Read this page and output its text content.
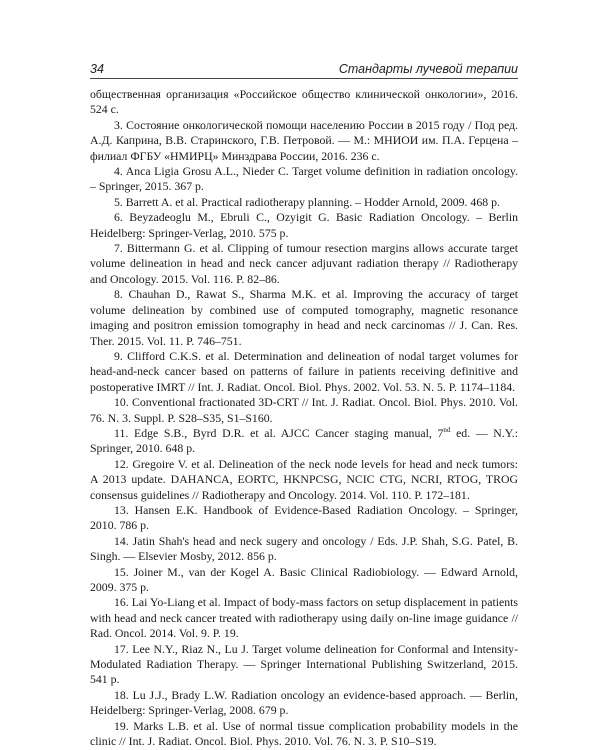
34	Стандарты лучевой терапии

общественная организация «Российское общество клинической онкологии», 2016. 524 с.

3. Состояние онкологической помощи населению России в 2015 году / Под ред. А.Д. Каприна, В.В. Старинского, Г.В. Петровой. — М.: МНИОИ им. П.А. Герцена – филиал ФГБУ «НМИРЦ» Минздрава России, 2016. 236 с.

4. Anca Ligia Grosu A.L., Nieder C. Target volume definition in radiation oncology. – Springer, 2015. 367 p.

5. Barrett A. et al. Practical radiotherapy planning. – Hodder Arnold, 2009. 468 p.

6. Beyzadeoglu M., Ebruli C., Ozyigit G. Basic Radiation Oncology. – Berlin Heidelberg: Springer-Verlag, 2010. 575 p.

7. Bittermann G. et al. Clipping of tumour resection margins allows accurate target volume delineation in head and neck cancer adjuvant radiation therapy // Radiotherapy and Oncology. 2015. Vol. 116. P. 82–86.

8. Chauhan D., Rawat S., Sharma M.K. et al. Improving the accuracy of target volume delineation by combined use of computed tomography, magnetic resonance imaging and positron emission tomography in head and neck carcinomas // J. Can. Res. Ther. 2015. Vol. 11. P. 746–751.

9. Clifford C.K.S. et al. Determination and delineation of nodal target volumes for head-and-neck cancer based on patterns of failure in patients receiving definitive and postoperative IMRT // Int. J. Radiat. Oncol. Biol. Phys. 2002. Vol. 53. N. 5. P. 1174–1184.

10. Conventional fractionated 3D-CRT // Int. J. Radiat. Oncol. Biol. Phys. 2010. Vol. 76. N. 3. Suppl. P. S28–S35, S1–S160.

11. Edge S.B., Byrd D.R. et al. AJCC Cancer staging manual, 7nd ed. — N.Y.: Springer, 2010. 648 p.

12. Gregoire V. et al. Delineation of the neck node levels for head and neck tumors: A 2013 update. DAHANCA, EORTC, HKNPCSG, NCIC CTG, NCRI, RTOG, TROG consensus guidelines // Radiotherapy and Oncology. 2014. Vol. 110. P. 172–181.

13. Hansen E.K. Handbook of Evidence-Based Radiation Oncology. – Springer, 2010. 786 p.

14. Jatin Shah's head and neck sugery and oncology / Eds. J.P. Shah, S.G. Patel, B. Singh. — Elsevier Mosby, 2012. 856 p.

15. Joiner M., van der Kogel A. Basic Clinical Radiobiology. — Edward Arnold, 2009. 375 p.

16. Lai Yo-Liang et al. Impact of body-mass factors on setup displacement in patients with head and neck cancer treated with radiotherapy using daily on-line image guidance // Rad. Oncol. 2014. Vol. 9. P. 19.

17. Lee N.Y., Riaz N., Lu J. Target volume delineation for Conformal and Intensity-Modulated Radiation Therapy. — Springer International Publishing Switzerland, 2015. 541 p.

18. Lu J.J., Brady L.W. Radiation oncology an evidence-based approach. — Berlin, Heidelberg: Springer-Verlag, 2008. 679 p.

19. Marks L.B. et al. Use of normal tissue complication probability models in the clinic // Int. J. Radiat. Oncol. Biol. Phys. 2010. Vol. 76. N. 3. P. S10–S19.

# # # # #

→ Goal of the exercise
If a line in the listing holds the word "Basic", list that line.

→ Solution below
6. Beyzadeoglu M., Ebruli C., Ozyigit G. Basic Radiation Oncology. – Berlin Heidelberg: Springer-Verlag, 2010. 575 p.
15. Joiner M., van der Kogel A. Basic Clinical Radiobiology. — Edward Arnold, 2009. 375 p.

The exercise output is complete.